INPUT ROWS:

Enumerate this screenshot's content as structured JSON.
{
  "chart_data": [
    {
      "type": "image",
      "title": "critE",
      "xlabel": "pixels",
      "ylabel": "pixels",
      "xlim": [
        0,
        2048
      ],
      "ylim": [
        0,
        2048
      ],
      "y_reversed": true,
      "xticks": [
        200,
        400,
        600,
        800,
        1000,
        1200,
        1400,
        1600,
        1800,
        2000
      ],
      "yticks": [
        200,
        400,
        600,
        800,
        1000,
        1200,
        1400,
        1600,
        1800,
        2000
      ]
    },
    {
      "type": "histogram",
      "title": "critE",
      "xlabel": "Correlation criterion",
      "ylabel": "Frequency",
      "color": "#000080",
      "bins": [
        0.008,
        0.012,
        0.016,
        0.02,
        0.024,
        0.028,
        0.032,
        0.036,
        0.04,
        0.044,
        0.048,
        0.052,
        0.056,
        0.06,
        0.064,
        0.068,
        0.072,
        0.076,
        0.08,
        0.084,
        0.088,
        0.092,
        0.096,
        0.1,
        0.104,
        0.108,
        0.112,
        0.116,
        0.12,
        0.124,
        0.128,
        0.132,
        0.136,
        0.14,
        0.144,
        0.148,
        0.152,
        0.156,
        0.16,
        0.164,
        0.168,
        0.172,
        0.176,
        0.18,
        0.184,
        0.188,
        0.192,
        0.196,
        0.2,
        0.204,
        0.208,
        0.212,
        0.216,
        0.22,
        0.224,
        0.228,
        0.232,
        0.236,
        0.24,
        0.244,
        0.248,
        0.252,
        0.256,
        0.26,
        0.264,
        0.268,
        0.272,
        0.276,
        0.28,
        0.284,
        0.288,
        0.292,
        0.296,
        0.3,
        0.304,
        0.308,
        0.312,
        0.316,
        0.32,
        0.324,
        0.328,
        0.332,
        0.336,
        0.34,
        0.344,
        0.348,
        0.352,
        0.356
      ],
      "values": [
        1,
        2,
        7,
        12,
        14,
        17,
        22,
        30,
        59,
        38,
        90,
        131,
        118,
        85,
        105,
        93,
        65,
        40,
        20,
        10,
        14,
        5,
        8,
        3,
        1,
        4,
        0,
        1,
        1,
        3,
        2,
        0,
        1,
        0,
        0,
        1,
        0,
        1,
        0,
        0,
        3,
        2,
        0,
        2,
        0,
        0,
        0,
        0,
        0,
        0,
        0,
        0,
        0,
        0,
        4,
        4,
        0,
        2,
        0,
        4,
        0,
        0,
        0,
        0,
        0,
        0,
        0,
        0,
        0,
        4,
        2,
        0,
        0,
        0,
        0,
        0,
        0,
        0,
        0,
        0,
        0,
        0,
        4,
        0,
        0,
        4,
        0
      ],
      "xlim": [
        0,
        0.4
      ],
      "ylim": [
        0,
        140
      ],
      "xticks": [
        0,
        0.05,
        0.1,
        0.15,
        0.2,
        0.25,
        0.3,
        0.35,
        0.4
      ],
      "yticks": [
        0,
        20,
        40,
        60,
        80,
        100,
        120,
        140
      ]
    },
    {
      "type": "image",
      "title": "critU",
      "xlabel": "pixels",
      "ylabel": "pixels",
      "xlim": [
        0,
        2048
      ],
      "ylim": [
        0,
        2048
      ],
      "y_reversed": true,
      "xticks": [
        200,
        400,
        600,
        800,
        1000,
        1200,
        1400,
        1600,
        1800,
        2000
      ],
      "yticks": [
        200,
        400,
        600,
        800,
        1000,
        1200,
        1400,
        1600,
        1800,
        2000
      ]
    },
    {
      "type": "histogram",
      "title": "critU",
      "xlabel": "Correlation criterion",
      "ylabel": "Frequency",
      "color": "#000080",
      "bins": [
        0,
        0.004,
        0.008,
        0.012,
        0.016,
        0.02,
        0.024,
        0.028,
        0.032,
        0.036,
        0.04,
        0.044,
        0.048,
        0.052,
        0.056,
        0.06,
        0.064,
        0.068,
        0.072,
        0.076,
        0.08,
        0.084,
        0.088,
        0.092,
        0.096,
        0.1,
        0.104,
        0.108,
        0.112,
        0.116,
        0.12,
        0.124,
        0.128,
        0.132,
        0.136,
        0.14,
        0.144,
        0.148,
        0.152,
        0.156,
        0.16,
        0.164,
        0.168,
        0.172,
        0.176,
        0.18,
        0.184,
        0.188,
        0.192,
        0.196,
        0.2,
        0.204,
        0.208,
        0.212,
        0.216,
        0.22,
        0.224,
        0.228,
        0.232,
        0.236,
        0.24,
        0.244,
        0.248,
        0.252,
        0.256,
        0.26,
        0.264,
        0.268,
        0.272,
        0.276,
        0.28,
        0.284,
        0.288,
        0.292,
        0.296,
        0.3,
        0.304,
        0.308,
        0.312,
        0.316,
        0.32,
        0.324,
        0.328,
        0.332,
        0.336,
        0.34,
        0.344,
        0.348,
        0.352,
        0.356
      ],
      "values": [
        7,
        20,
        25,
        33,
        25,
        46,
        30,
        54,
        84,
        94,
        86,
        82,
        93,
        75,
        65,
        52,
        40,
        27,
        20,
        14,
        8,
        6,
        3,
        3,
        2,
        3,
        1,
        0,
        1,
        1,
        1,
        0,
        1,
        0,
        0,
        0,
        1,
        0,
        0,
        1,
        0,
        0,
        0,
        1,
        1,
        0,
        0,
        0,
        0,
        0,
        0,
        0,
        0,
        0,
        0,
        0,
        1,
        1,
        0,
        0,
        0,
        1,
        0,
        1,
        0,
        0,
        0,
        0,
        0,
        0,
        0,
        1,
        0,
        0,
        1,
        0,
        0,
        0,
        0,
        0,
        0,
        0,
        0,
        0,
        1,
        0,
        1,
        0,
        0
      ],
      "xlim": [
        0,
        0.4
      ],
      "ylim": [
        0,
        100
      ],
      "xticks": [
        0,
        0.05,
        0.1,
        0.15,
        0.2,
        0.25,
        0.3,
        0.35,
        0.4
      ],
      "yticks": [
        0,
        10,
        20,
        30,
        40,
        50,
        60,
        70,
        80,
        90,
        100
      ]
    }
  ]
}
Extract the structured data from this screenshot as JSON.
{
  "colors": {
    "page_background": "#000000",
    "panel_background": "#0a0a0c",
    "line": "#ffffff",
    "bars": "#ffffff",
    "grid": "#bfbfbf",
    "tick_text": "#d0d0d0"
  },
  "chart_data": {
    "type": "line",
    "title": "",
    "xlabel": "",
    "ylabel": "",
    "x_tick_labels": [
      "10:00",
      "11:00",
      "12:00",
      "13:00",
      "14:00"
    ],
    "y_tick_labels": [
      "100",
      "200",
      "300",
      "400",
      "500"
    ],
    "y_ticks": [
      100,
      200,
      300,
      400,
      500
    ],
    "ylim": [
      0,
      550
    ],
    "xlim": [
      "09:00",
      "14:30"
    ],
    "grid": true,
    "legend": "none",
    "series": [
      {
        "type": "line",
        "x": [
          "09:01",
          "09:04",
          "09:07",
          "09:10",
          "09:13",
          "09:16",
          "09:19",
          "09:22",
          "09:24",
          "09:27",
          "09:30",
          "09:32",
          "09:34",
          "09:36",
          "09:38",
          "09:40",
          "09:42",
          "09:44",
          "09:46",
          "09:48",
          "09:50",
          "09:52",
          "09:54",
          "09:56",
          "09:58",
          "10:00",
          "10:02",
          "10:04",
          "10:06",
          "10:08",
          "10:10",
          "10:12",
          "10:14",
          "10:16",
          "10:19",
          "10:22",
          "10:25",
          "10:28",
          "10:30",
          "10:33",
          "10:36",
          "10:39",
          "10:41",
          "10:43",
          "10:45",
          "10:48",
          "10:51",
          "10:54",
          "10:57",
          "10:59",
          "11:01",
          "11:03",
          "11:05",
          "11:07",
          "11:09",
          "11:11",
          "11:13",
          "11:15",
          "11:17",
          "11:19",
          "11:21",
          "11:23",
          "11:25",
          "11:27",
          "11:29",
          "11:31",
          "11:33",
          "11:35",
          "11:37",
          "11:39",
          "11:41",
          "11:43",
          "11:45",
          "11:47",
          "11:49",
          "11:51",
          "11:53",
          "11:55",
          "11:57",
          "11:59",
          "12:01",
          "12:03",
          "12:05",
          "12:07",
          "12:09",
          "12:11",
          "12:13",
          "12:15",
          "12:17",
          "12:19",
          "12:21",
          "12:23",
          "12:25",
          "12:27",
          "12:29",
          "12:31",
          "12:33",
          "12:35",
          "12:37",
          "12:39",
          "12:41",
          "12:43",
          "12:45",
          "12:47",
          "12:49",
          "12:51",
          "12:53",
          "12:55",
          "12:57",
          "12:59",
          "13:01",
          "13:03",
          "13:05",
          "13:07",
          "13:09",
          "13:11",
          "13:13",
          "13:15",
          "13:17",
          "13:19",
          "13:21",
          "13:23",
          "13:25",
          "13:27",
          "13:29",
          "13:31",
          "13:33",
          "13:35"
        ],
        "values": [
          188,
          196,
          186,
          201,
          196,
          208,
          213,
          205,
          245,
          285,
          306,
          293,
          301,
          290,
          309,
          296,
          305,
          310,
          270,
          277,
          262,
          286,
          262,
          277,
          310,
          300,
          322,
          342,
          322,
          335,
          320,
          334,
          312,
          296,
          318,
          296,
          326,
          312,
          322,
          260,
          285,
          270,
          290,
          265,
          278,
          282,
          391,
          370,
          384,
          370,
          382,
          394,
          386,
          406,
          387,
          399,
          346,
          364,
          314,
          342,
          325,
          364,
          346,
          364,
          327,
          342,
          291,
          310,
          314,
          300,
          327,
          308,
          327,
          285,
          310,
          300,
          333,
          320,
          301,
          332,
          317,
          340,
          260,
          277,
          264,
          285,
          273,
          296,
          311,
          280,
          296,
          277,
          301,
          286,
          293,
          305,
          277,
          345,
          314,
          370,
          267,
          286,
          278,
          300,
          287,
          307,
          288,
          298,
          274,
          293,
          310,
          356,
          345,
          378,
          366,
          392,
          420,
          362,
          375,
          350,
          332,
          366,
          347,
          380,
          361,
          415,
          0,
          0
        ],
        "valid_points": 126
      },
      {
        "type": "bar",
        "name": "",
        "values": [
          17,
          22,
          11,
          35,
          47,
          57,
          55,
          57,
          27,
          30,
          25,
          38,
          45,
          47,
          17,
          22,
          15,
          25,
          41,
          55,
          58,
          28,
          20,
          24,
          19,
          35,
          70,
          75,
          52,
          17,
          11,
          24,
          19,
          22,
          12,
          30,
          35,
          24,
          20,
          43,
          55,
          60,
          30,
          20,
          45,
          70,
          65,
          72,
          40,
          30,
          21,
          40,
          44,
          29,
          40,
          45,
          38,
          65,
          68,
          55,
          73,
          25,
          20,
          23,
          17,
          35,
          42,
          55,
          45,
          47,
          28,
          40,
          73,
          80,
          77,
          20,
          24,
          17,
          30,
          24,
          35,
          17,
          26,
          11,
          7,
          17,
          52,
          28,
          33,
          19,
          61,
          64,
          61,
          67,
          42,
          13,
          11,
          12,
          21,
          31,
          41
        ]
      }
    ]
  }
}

EXERCISE AIM:
Write only the number of lines in the records that include the word "JSON".

TASK OUTPUT:
2